::: Material supplied :::
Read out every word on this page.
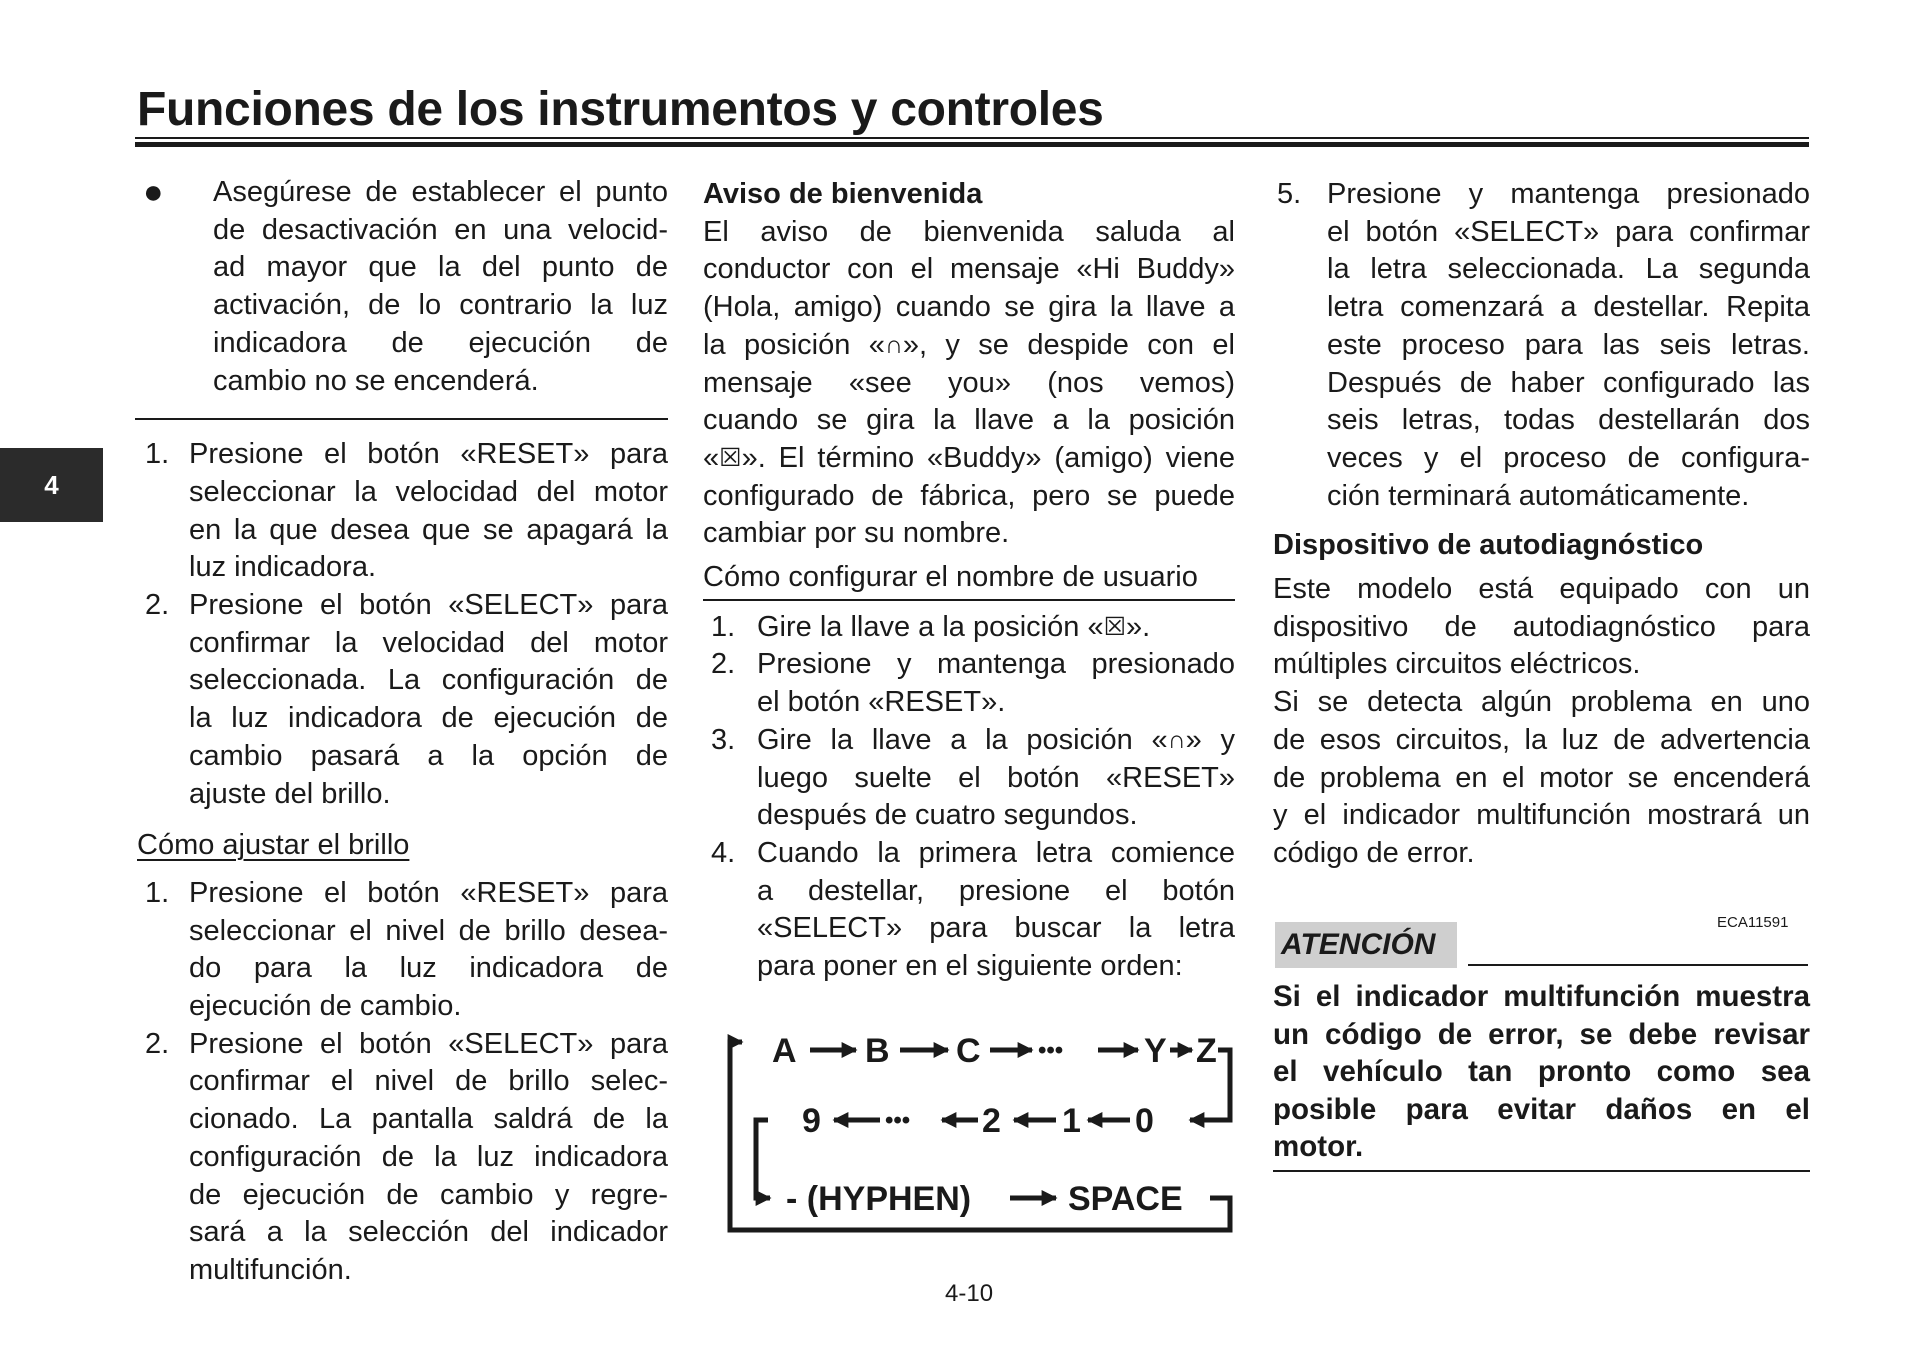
Funciones de los instrumentos y controles
4
●	Asegúrese de establecer el punto

de desactivación en una velocid-

ad mayor que la del punto de

activación, de lo contrario la luz

indicadora de ejecución de

cambio no se encenderá.

1. Presione el botón «RESET» para

seleccionar la velocidad del motor

en la que desea que se apagará la

luz indicadora.

2. Presione el botón «SELECT» para

confirmar la velocidad del motor

seleccionada. La configuración de

la luz indicadora de ejecución de

cambio pasará a la opción de

ajuste del brillo.

Cómo ajustar el brillo

1. Presione el botón «RESET» para

seleccionar el nivel de brillo desea-

do para la luz indicadora de

ejecución de cambio.

2. Presione el botón «SELECT» para

confirmar el nivel de brillo selec-

cionado. La pantalla saldrá de la

configuración de la luz indicadora

de ejecución de cambio y regre-

sará a la selección del indicador

multifunción.

Aviso de bienvenida

El aviso de bienvenida saluda al

conductor con el mensaje «Hi Buddy»

(Hola, amigo) cuando se gira la llave a

la posición «∩», y se despide con el

mensaje «see you» (nos vemos)

cuando se gira la llave a la posición

«☒». El término «Buddy» (amigo) viene

configurado de fábrica, pero se puede

cambiar por su nombre.

Cómo configurar el nombre de usuario

1. Gire la llave a la posición «☒».

2. Presione y mantenga presionado

el botón «RESET».

3. Gire la llave a la posición «∩» y

luego suelte el botón «RESET»

después de cuatro segundos.

4. Cuando la primera letra comience

a destellar, presione el botón

«SELECT» para buscar la letra

para poner en el siguiente orden:

A B C ••• Y Z
9	••• 2 1 0
- (HYPHEN)	SPACE
5. Presione y mantenga presionado

el botón «SELECT» para confirmar

la letra seleccionada. La segunda

letra comenzará a destellar. Repita

este proceso para las seis letras.

Después de haber configurado las

seis letras, todas destellarán dos

veces y el proceso de configura-

ción terminará automáticamente.

Dispositivo de autodiagnóstico

Este modelo está equipado con un

dispositivo de autodiagnóstico para

múltiples circuitos eléctricos.

Si se detecta algún problema en uno

de esos circuitos, la luz de advertencia

de problema en el motor se encenderá

y el indicador multifunción mostrará un

código de error.

ATENCIÓN
ECA11591

Si el indicador multifunción muestra

un código de error, se debe revisar

el vehículo tan pronto como sea

posible para evitar daños en el

motor.

4-10
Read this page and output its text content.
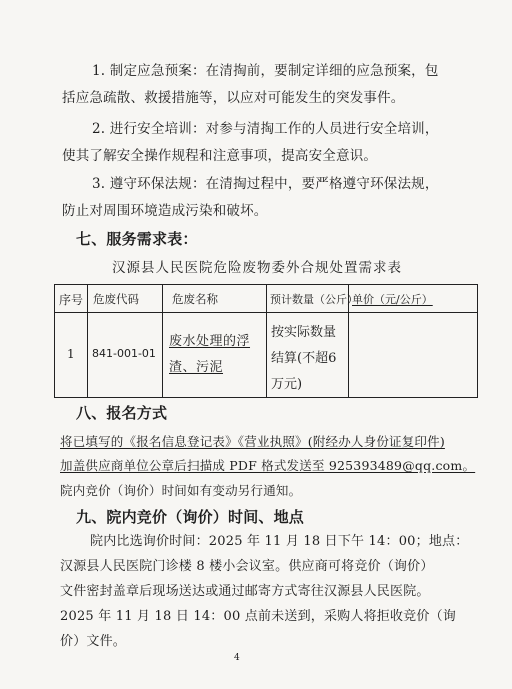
1. 制定应急预案：在清掏前，要制定详细的应急预案，包
括应急疏散、救援措施等，以应对可能发生的突发事件。
2. 进行安全培训：对参与清掏工作的人员进行安全培训，
使其了解安全操作规程和注意事项，提高安全意识。
3. 遵守环保法规：在清掏过程中，要严格遵守环保法规，
防止对周围环境造成污染和破坏。
七、服务需求表：
汉源县人民医院危险废物委外合规处置需求表
序号 危废代码	危废名称	预计数量（公斤）
单价（元/公斤）
1 841-001-01
废水处理的浮
渣、污泥
按实际数量
结算(不超6
万元)
八、报名方式
将已填写的《报名信息登记表》《营业执照》(附经办人身份证复印件)
加盖供应商单位公章后扫描成 PDF 格式发送至 925393489@qq.com。
院内竞价（询价）时间如有变动另行通知。
九、院内竞价（询价）时间、地点
院内比选询价时间：2025 年 11 月 18 日下午 14：00；地点：
汉源县人民医院门诊楼 8 楼小会议室。供应商可将竞价（询价）
文件密封盖章后现场送达或通过邮寄方式寄往汉源县人民医院。
2025 年 11 月 18 日 14：00 点前未送到，采购人将拒收竞价（询
价）文件。
4
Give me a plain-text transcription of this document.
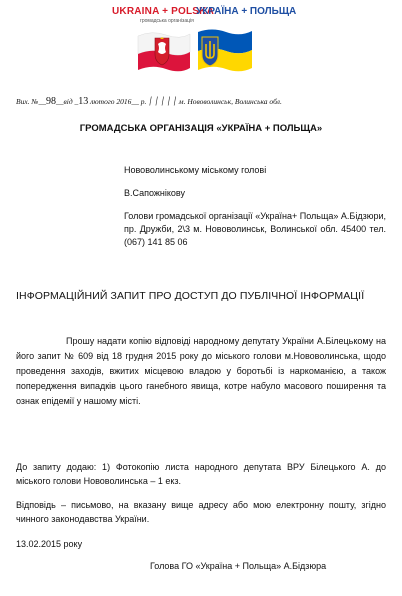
UKRAINA + POLSKA
УКРАЇНА + ПОЛЬЩА
громадська організація
Вих. №__98__від _13 лютого 2016__ р. ׀ ׀ ׀ ׀ ׀ м. Нововолинськ, Волинська обл.
ГРОМАДСЬКА ОРГАНІЗАЦІЯ «УКРАЇНА + ПОЛЬЩА»
Нововолинському міському голові
В.Сапожнікову
Голови громадської організації «Україна+ Польща» А.Бідзюри, пр. Дружби, 2\3 м. Нововолинськ, Волинської обл. 45400 тел. (067) 141 85 06
ІНФОРМАЦІЙНИЙ ЗАПИТ ПРО ДОСТУП ДО ПУБЛІЧНОЇ ІНФОРМАЦІЇ
Прошу надати копію відповіді народному депутату України А.Білецькому на його запит № 609 від 18 грудня 2015 року до міського голови м.Нововолинська, щодо проведення заходів, вжитих місцевою владою у боротьбі із наркоманією, а також попередження випадків цього ганебного явища, котре набуло масового поширення та ознак епідемії у нашому місті.
До запиту додаю: 1) Фотокопію листа народного депутата ВРУ Білецького А. до міського голови Нововолинська – 1 екз.
Відповідь – письмово, на вказану вище адресу або мою електронну пошту, згідно чинного законодавства України.
13.02.2015 року
Голова ГО «Україна + Польща» А.Бідзюра
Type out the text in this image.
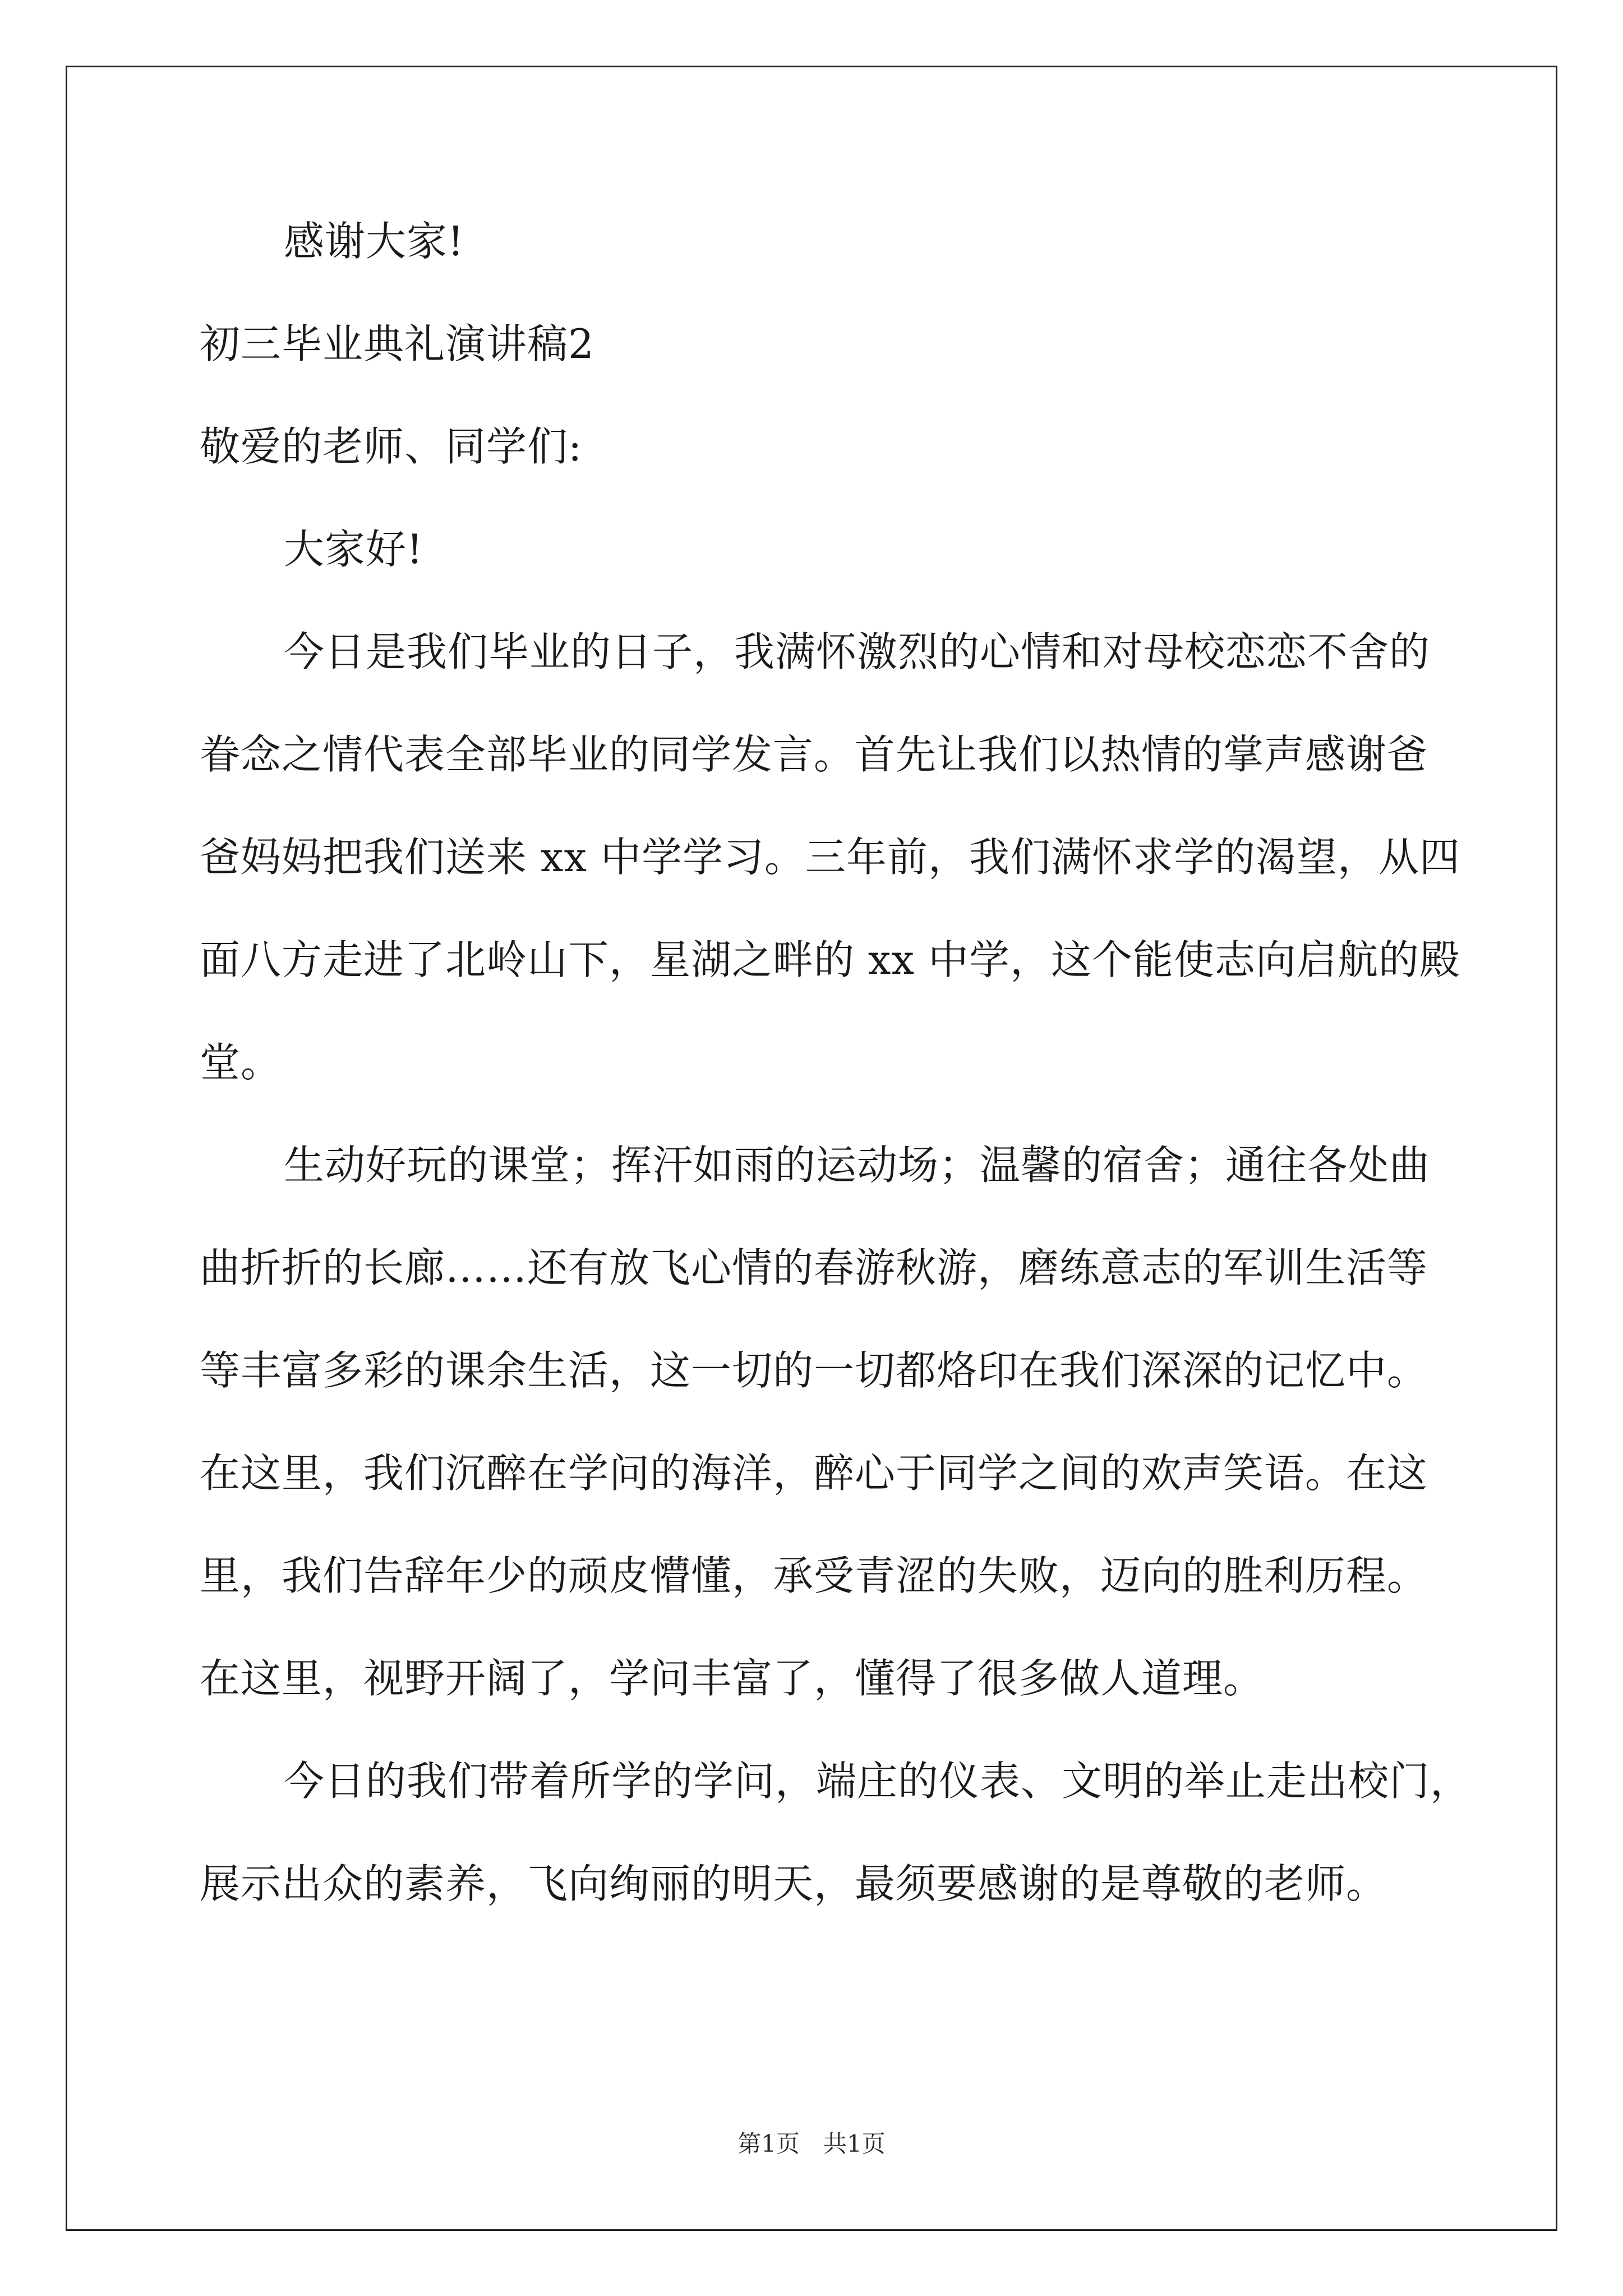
感谢大家!
初三毕业典礼演讲稿2
敬爱的老师、同学们:
大家好!
今日是我们毕业的日子，我满怀激烈的心情和对母校恋恋不舍的
眷念之情代表全部毕业的同学发言。首先让我们以热情的掌声感谢爸
爸妈妈把我们送来 xx 中学学习。三年前，我们满怀求学的渴望，从四
面八方走进了北岭山下，星湖之畔的 xx 中学，这个能使志向启航的殿
堂。
生动好玩的课堂；挥汗如雨的运动场；温馨的宿舍；通往各处曲
曲折折的长廊……还有放飞心情的春游秋游，磨练意志的军训生活等
等丰富多彩的课余生活，这一切的一切都烙印在我们深深的记忆中。
在这里，我们沉醉在学问的海洋，醉心于同学之间的欢声笑语。在这
里，我们告辞年少的顽皮懵懂，承受青涩的失败，迈向的胜利历程。
在这里，视野开阔了，学问丰富了，懂得了很多做人道理。
今日的我们带着所学的学问，端庄的仪表、文明的举止走出校门，
展示出众的素养，飞向绚丽的明天，最须要感谢的是尊敬的老师。
第1页　共1页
:::
Extract every line above that contains the word "seleccionar".

seleccionar la velocidad del motor
seleccionar el nivel de brillo desea-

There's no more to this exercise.